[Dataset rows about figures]
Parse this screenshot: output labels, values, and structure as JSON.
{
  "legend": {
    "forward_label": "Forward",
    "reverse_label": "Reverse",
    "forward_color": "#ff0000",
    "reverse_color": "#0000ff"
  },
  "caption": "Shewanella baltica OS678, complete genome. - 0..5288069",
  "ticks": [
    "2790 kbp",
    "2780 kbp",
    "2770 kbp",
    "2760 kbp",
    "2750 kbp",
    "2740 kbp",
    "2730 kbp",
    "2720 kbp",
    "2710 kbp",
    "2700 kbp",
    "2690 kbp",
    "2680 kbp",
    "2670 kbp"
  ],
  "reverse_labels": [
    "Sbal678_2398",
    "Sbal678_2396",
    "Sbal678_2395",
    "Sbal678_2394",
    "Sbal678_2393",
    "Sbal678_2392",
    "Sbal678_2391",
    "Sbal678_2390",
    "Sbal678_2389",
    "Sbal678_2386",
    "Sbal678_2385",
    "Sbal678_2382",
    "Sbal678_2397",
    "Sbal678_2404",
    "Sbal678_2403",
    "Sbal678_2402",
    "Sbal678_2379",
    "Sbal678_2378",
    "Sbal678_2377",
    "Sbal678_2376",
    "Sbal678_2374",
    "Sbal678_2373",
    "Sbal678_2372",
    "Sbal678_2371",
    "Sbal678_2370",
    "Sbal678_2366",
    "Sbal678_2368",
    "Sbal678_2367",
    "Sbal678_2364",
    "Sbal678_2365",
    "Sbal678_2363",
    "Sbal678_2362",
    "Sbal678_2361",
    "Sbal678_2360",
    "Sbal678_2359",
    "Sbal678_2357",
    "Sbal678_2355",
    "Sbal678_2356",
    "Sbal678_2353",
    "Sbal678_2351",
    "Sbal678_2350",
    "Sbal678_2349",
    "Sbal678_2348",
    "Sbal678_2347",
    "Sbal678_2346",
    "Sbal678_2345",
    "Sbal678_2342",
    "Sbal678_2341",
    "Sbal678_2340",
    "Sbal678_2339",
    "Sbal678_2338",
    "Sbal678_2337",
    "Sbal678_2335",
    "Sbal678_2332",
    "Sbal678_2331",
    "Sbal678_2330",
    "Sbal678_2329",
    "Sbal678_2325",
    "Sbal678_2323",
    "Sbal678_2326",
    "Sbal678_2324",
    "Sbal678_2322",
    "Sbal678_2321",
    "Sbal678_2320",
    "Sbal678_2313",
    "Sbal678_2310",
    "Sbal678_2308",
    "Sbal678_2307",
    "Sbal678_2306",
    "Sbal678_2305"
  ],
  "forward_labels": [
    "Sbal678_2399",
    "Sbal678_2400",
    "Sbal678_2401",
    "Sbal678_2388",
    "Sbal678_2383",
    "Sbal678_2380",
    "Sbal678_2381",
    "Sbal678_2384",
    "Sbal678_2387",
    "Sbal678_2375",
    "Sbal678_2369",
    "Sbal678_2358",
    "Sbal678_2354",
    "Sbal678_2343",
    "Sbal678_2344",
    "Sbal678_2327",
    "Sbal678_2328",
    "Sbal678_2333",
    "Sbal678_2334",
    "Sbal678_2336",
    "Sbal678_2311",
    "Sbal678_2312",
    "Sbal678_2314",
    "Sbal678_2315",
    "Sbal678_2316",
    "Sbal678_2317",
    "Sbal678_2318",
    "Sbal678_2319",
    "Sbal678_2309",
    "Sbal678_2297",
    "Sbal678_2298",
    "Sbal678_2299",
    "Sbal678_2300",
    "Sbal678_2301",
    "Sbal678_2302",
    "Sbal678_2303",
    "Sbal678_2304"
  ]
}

TASK: Every entry above should be retyped exactly as shown.

OUTPUT FOR THIS TASK:
Parse this screenshot: output labels, values, and structure as JSON.
{
  "legend": {
    "forward_label": "Forward",
    "reverse_label": "Reverse",
    "forward_color": "#ff0000",
    "reverse_color": "#0000ff"
  },
  "caption": "Shewanella baltica OS678, complete genome. - 0..5288069",
  "ticks": [
    "2790 kbp",
    "2780 kbp",
    "2770 kbp",
    "2760 kbp",
    "2750 kbp",
    "2740 kbp",
    "2730 kbp",
    "2720 kbp",
    "2710 kbp",
    "2700 kbp",
    "2690 kbp",
    "2680 kbp",
    "2670 kbp"
  ],
  "reverse_labels": [
    "Sbal678_2398",
    "Sbal678_2396",
    "Sbal678_2395",
    "Sbal678_2394",
    "Sbal678_2393",
    "Sbal678_2392",
    "Sbal678_2391",
    "Sbal678_2390",
    "Sbal678_2389",
    "Sbal678_2386",
    "Sbal678_2385",
    "Sbal678_2382",
    "Sbal678_2397",
    "Sbal678_2404",
    "Sbal678_2403",
    "Sbal678_2402",
    "Sbal678_2379",
    "Sbal678_2378",
    "Sbal678_2377",
    "Sbal678_2376",
    "Sbal678_2374",
    "Sbal678_2373",
    "Sbal678_2372",
    "Sbal678_2371",
    "Sbal678_2370",
    "Sbal678_2366",
    "Sbal678_2368",
    "Sbal678_2367",
    "Sbal678_2364",
    "Sbal678_2365",
    "Sbal678_2363",
    "Sbal678_2362",
    "Sbal678_2361",
    "Sbal678_2360",
    "Sbal678_2359",
    "Sbal678_2357",
    "Sbal678_2355",
    "Sbal678_2356",
    "Sbal678_2353",
    "Sbal678_2351",
    "Sbal678_2350",
    "Sbal678_2349",
    "Sbal678_2348",
    "Sbal678_2347",
    "Sbal678_2346",
    "Sbal678_2345",
    "Sbal678_2342",
    "Sbal678_2341",
    "Sbal678_2340",
    "Sbal678_2339",
    "Sbal678_2338",
    "Sbal678_2337",
    "Sbal678_2335",
    "Sbal678_2332",
    "Sbal678_2331",
    "Sbal678_2330",
    "Sbal678_2329",
    "Sbal678_2325",
    "Sbal678_2323",
    "Sbal678_2326",
    "Sbal678_2324",
    "Sbal678_2322",
    "Sbal678_2321",
    "Sbal678_2320",
    "Sbal678_2313",
    "Sbal678_2310",
    "Sbal678_2308",
    "Sbal678_2307",
    "Sbal678_2306",
    "Sbal678_2305"
  ],
  "forward_labels": [
    "Sbal678_2399",
    "Sbal678_2400",
    "Sbal678_2401",
    "Sbal678_2388",
    "Sbal678_2383",
    "Sbal678_2380",
    "Sbal678_2381",
    "Sbal678_2384",
    "Sbal678_2387",
    "Sbal678_2375",
    "Sbal678_2369",
    "Sbal678_2358",
    "Sbal678_2354",
    "Sbal678_2343",
    "Sbal678_2344",
    "Sbal678_2327",
    "Sbal678_2328",
    "Sbal678_2333",
    "Sbal678_2334",
    "Sbal678_2336",
    "Sbal678_2311",
    "Sbal678_2312",
    "Sbal678_2314",
    "Sbal678_2315",
    "Sbal678_2316",
    "Sbal678_2317",
    "Sbal678_2318",
    "Sbal678_2319",
    "Sbal678_2309",
    "Sbal678_2297",
    "Sbal678_2298",
    "Sbal678_2299",
    "Sbal678_2300",
    "Sbal678_2301",
    "Sbal678_2302",
    "Sbal678_2303",
    "Sbal678_2304"
  ]
}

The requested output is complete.